# Start of MATERIAL FOR THIS TASK

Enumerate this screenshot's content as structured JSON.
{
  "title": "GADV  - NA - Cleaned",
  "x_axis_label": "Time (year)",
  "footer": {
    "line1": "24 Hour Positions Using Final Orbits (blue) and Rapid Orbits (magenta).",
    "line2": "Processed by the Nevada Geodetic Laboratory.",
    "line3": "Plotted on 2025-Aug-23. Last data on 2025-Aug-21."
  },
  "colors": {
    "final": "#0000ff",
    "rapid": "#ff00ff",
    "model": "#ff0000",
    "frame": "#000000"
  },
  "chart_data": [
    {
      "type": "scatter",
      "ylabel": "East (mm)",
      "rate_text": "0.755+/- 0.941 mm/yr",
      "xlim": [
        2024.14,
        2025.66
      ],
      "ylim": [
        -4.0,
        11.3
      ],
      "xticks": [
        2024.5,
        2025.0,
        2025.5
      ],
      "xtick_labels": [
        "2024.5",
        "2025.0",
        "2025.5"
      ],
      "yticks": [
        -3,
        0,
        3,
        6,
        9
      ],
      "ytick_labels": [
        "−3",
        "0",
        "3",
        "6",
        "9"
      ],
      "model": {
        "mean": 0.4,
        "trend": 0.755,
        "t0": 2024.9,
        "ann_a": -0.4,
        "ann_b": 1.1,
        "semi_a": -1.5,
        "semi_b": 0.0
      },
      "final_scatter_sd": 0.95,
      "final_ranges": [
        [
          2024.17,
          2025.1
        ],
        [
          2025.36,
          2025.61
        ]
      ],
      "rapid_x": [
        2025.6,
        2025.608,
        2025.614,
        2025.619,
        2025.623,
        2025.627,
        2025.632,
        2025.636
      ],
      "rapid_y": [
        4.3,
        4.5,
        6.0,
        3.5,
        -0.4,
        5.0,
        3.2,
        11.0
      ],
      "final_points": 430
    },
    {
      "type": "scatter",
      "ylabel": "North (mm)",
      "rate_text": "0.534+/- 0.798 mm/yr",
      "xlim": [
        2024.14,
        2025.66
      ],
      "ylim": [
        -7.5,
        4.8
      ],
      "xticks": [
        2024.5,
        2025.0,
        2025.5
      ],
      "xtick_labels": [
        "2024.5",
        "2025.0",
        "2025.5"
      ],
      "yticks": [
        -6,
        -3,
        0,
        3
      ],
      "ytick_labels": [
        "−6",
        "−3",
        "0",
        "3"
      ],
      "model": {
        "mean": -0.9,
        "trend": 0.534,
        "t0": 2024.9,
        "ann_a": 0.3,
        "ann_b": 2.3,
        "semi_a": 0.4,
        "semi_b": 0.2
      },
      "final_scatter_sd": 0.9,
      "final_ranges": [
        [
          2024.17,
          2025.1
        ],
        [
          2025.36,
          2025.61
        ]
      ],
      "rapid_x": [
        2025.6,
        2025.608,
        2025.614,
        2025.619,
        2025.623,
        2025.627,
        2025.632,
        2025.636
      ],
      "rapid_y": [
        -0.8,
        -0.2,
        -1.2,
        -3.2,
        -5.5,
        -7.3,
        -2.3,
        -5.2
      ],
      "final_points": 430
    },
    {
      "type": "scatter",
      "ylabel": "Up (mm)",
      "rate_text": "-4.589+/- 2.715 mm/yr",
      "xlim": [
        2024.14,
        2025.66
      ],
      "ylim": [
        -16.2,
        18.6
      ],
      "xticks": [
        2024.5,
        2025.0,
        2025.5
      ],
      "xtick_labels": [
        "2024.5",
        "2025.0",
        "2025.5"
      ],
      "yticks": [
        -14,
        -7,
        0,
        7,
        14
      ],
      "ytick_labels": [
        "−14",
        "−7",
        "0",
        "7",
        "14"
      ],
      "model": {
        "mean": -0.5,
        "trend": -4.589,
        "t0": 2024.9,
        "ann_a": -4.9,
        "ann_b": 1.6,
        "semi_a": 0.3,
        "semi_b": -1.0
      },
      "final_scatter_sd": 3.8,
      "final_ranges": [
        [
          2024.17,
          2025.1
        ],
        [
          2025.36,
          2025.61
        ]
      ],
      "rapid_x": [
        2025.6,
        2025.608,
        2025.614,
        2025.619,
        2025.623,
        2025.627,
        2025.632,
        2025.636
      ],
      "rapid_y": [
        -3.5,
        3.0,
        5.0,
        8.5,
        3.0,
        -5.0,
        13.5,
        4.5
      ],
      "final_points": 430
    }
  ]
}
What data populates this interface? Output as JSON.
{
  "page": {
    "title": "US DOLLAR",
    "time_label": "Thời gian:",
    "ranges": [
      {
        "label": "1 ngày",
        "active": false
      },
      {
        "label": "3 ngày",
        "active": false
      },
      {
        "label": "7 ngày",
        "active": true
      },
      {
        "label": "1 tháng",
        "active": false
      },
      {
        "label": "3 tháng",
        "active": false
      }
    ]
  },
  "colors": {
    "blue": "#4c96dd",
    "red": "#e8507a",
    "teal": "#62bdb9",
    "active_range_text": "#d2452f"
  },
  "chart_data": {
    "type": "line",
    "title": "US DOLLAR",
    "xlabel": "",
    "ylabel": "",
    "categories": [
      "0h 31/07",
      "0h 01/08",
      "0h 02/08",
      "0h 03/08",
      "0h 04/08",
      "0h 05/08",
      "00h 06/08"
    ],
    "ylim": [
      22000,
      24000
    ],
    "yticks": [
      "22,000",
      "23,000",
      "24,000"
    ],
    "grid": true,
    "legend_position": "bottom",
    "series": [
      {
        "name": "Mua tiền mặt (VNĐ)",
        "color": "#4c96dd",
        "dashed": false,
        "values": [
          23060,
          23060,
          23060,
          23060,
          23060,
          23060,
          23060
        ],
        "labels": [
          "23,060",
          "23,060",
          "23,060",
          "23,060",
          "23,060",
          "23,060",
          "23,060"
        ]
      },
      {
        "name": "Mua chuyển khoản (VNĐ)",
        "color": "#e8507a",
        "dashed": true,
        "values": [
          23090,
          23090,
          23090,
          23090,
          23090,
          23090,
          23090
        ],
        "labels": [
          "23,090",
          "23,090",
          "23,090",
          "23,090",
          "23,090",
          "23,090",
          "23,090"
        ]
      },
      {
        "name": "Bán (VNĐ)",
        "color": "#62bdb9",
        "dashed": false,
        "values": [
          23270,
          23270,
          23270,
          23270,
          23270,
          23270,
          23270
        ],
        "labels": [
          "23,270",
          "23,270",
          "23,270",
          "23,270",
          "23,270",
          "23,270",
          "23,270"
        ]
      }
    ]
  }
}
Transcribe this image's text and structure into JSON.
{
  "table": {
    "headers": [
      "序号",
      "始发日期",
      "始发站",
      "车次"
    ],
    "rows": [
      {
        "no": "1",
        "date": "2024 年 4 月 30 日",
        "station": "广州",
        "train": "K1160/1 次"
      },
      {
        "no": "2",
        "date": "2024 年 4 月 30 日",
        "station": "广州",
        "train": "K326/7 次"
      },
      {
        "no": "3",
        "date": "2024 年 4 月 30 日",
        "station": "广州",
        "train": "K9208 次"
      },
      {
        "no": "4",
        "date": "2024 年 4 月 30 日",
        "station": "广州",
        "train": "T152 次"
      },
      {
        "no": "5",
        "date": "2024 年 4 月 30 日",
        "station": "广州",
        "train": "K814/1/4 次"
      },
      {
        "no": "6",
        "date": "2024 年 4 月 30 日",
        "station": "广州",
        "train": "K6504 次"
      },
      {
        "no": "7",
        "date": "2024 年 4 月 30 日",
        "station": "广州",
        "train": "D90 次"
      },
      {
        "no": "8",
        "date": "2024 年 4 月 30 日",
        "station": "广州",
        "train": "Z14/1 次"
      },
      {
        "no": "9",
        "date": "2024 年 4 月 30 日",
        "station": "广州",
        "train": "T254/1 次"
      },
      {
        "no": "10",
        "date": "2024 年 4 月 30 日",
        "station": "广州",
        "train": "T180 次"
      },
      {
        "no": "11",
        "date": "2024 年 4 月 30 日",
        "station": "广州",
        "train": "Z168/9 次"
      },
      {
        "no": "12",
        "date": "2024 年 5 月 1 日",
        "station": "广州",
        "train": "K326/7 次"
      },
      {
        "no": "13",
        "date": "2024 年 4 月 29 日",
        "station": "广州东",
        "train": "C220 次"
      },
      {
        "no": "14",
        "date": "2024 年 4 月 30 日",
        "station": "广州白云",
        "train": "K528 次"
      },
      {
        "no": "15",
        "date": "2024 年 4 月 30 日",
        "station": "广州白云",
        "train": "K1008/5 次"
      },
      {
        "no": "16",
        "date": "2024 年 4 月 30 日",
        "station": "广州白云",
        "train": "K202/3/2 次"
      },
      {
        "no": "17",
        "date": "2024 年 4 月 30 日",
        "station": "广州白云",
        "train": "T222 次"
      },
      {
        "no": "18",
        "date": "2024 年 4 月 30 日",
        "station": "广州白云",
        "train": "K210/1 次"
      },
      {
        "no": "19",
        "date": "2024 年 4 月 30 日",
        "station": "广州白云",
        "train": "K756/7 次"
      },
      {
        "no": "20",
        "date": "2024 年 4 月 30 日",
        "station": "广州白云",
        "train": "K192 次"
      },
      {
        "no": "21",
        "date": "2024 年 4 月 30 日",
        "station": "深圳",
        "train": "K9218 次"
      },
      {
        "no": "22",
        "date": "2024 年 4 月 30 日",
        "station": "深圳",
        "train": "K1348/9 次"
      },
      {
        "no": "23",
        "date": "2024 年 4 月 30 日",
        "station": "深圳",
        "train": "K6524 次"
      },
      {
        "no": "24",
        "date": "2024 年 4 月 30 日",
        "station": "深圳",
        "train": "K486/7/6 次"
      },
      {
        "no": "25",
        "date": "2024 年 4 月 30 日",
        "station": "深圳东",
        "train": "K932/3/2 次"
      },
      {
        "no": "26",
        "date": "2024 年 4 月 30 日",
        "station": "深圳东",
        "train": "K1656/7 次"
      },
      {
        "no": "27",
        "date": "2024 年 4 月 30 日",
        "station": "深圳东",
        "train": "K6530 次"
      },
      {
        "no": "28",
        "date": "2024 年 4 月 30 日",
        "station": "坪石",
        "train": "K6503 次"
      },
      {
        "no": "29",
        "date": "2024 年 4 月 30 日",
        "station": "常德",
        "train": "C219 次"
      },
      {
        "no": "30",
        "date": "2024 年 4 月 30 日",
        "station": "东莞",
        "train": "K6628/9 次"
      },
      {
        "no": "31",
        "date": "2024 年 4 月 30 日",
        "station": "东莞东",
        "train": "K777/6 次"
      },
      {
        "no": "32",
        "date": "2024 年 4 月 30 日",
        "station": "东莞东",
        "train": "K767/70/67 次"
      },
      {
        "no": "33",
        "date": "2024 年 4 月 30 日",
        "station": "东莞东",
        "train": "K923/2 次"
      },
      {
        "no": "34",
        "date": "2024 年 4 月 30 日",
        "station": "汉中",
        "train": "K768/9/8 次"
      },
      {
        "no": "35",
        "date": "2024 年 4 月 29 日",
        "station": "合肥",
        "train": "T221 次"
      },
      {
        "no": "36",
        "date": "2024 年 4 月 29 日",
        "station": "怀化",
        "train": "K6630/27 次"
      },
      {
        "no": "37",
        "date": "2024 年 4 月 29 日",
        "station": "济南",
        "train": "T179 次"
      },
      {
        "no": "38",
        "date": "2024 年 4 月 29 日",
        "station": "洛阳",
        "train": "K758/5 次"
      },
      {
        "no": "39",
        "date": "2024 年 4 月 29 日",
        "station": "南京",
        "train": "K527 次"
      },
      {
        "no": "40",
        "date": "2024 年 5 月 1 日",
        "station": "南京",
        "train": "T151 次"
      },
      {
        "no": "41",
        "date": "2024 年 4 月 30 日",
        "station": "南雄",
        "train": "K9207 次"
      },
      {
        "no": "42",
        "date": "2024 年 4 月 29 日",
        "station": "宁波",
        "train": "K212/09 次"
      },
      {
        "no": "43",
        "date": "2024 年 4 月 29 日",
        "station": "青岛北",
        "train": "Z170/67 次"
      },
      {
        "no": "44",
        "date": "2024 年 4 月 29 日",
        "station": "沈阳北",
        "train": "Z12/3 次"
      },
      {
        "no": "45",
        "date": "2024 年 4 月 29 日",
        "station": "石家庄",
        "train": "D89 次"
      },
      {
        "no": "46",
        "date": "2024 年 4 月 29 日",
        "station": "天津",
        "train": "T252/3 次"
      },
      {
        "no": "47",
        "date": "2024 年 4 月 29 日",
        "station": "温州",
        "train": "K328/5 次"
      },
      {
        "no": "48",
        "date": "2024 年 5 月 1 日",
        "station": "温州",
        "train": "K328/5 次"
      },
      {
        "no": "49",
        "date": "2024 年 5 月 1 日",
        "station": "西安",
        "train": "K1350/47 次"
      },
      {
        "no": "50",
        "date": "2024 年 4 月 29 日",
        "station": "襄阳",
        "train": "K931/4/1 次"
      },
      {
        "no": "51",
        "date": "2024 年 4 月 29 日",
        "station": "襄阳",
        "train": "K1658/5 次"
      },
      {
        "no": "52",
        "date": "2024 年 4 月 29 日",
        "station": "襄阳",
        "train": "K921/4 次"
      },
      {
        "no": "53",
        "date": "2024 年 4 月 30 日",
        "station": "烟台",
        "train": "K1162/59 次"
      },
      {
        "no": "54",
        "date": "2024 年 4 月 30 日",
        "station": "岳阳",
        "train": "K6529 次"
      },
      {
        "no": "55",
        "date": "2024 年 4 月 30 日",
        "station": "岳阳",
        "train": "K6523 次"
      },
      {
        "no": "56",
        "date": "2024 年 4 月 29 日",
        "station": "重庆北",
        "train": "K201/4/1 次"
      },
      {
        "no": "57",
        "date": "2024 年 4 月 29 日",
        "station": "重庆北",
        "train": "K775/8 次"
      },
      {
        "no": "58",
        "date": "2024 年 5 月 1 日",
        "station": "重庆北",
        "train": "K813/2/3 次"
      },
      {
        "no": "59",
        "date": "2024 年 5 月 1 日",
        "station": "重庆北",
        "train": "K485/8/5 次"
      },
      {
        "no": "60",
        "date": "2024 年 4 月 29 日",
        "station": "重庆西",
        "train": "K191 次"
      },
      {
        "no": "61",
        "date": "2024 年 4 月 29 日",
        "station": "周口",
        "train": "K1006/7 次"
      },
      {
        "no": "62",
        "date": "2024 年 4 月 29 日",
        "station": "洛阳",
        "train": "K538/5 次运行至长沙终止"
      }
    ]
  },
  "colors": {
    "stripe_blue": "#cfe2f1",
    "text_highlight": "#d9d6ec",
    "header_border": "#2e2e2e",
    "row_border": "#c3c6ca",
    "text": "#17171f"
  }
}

# End of MATERIAL FOR THIS TASK

▸ **REQUIRED TASK**: Some lines of the records may hold the word "ylabel". How many do? Answer with a number and nothing else.

▸ **SOLUTION TO THE PROBLEM**: 4